◆ Excerpt provided:

====

If $\alpha \in (0,1)$ and $\eta \in \mathbb{R}$, then the solution of Equation (437) has the form

$$f\left(x\right)=f\left(0\right)E_{\alpha }[-\eta x^{\alpha }],$$

(438)

where $E_{\alpha }\left[z\right]$ is the classical Mittag-Leffler function (see Equation (3.1.1) in [128], p. 17) that is defined as

$$E_{\alpha }\left[z\right]=\sum _{k=0}^{\infty }\frac{z^k}{\Gamma (\alpha k+1)},$$

(439)

where $\alpha >0$ (in general, $\alpha \in \mathbb{C}$). For $\alpha =1$, solution (438) takes the well-known form

$$f\left(x\right)=f\left(0\right)exp(-\eta x).$$

(440)

For Function (438), the probability density, which is a solution of Equation (437), has the form

$$f_X\left(x\right)=N(M_x,f)f\left(x\right)=N(M_x,f)f\left(0\right)E_{\alpha }[-\eta x^{\alpha }],$$

(441)

where $\eta >0$.

Let us prove the following properties of the GF cumulative distribution function

$$F_X^{\left(M\right)}\left(x\right)=I_{\left(M_x\right)}^x\left[u\right]f_X\left(u\right)du$$

(442)

====

◆ Given data:
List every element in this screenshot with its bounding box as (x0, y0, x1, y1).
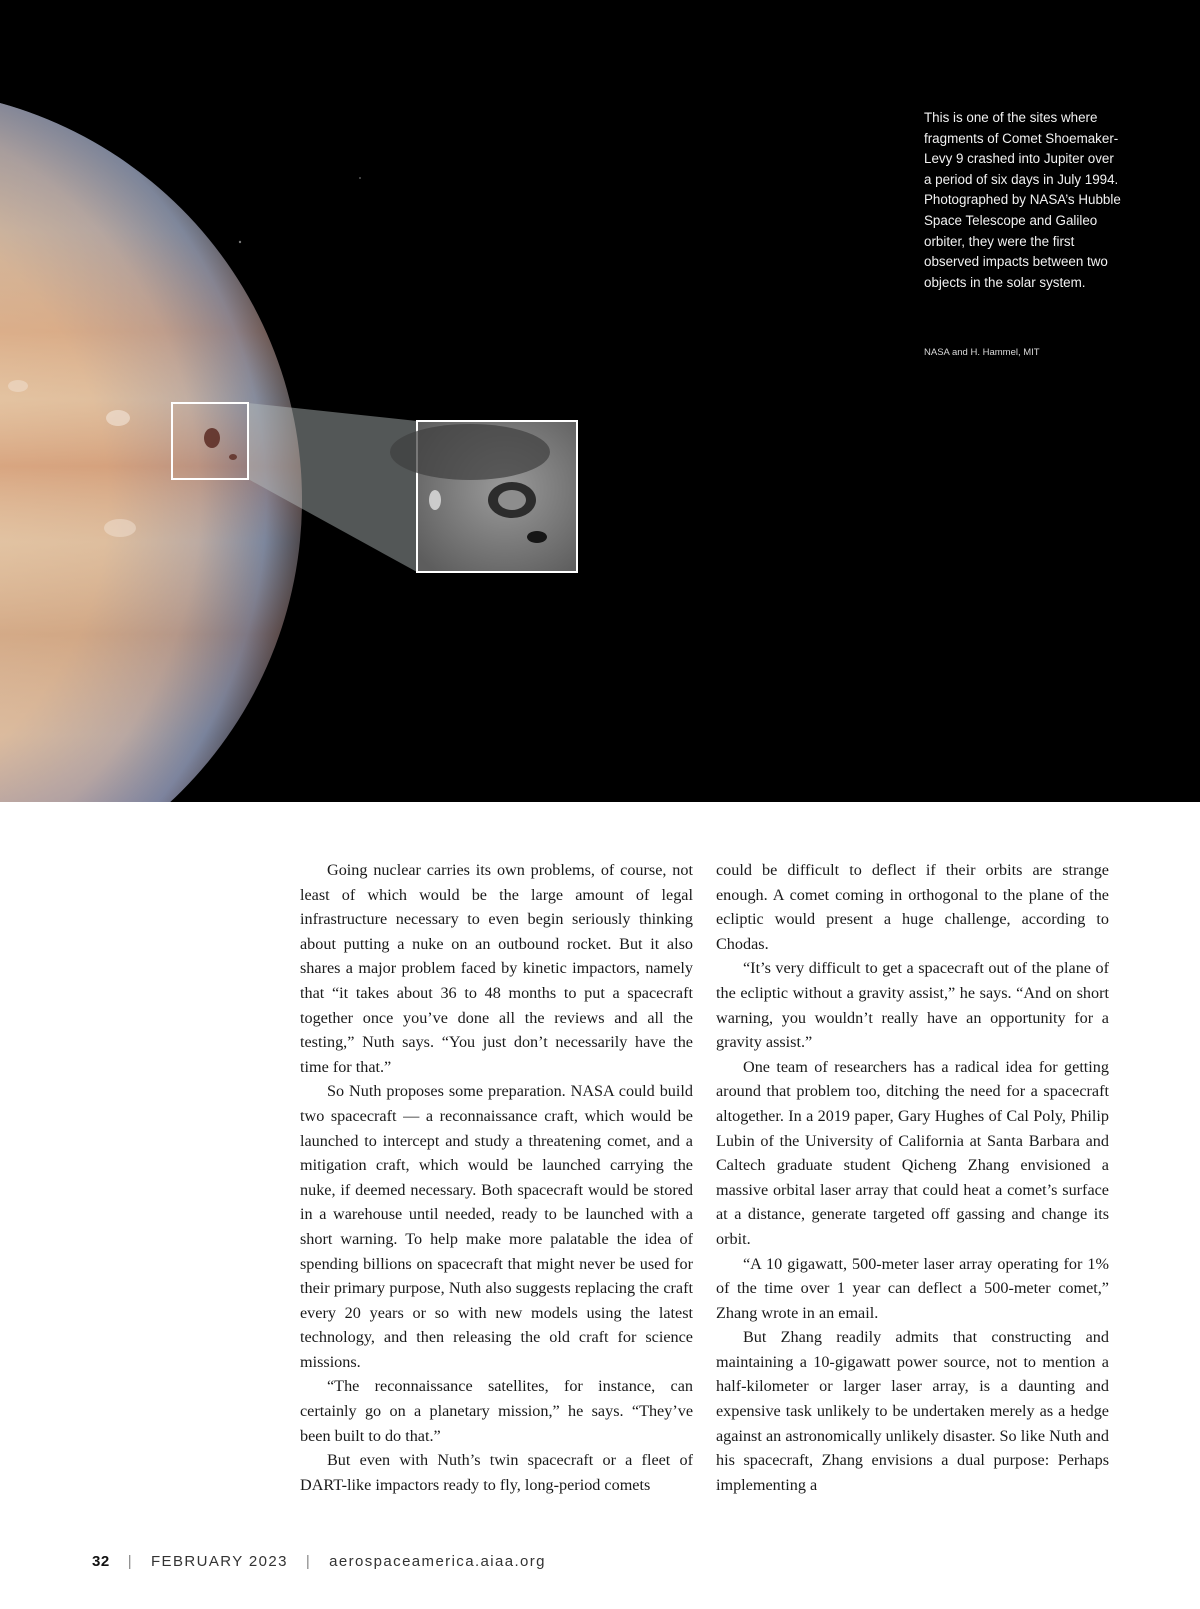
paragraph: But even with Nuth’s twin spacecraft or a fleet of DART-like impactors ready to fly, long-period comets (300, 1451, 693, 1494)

====

◆ Required actions:
1 > Translate this sentence from the excerpt on the Mittag-Leffler function into Spanish: "Let us prove the following properties of the GF cumulative distribution function"
2 > Please extend the excerpt on the Mittag-Leffler function, starting right after its last line.
The listing comes from a separate source.

◆ The answers:
1 > Demostremos las siguientes propiedades de la función de distribución acumulada GF

2 >
in the form

$$F_X^{\left(M\right)}(0+)=\underset{x\to 0}{lim}{F}_X^{\left(M\right)}\left(x\right)=0,$$

(443)

$$F_X^{\left(M\right)}(+\infty )=\underset{x\to \infty }{lim}{F}_X^{\left(M\right)}\left(x\right)=1.$$

(444)

The GF normalization condition for probability density can be considered in the form (444). For this purpose, the following well-known facts will be used.

• Using Equation (3.7.44) (Proposition 3.25) in [128], p. 50, the following equation is satisfied

  $$\left(I_{0+}^{\alpha }{E}_{\alpha }\left[\eta u^{\alpha }\right]\right)\left(x\right)=\frac{1}{\eta }\left(E_{\alpha }\left[\eta x^{\alpha }\right]-1\right),$$

  (445)

  where $\eta \ne 0$ and $\alpha >0$.
• Using Equation (3.4.15) (Proposition 3.6) in [128], p. 26, the following equation for the asymptotics is satisfied

  $$E_{\alpha }[-z]=-\sum _{k=1}^n\frac{{(-z)}^k}{\Gamma (1-\alpha k)}+{O\left(\right|z|}^{-n-1}),|z|\to \infty$$

  (446)

  for $\alpha \in (0,2)$ and n is an arbitrary positive integer number.

Using (446), the limit $z\to \infty$ has the form

$$\underset{x\to \infty }{lim}{E}_{\alpha }[-x]=0.$$

(447)

Using (445) and (446), the limit has the form

$$\underset{x\to \infty }{lim}\left(I_{0+}^{\alpha }\left[u\right]E_{\alpha }\left[\eta u^{\alpha }\right]\right)\left(x\right)=-\frac{1}{\eta }.$$

(448)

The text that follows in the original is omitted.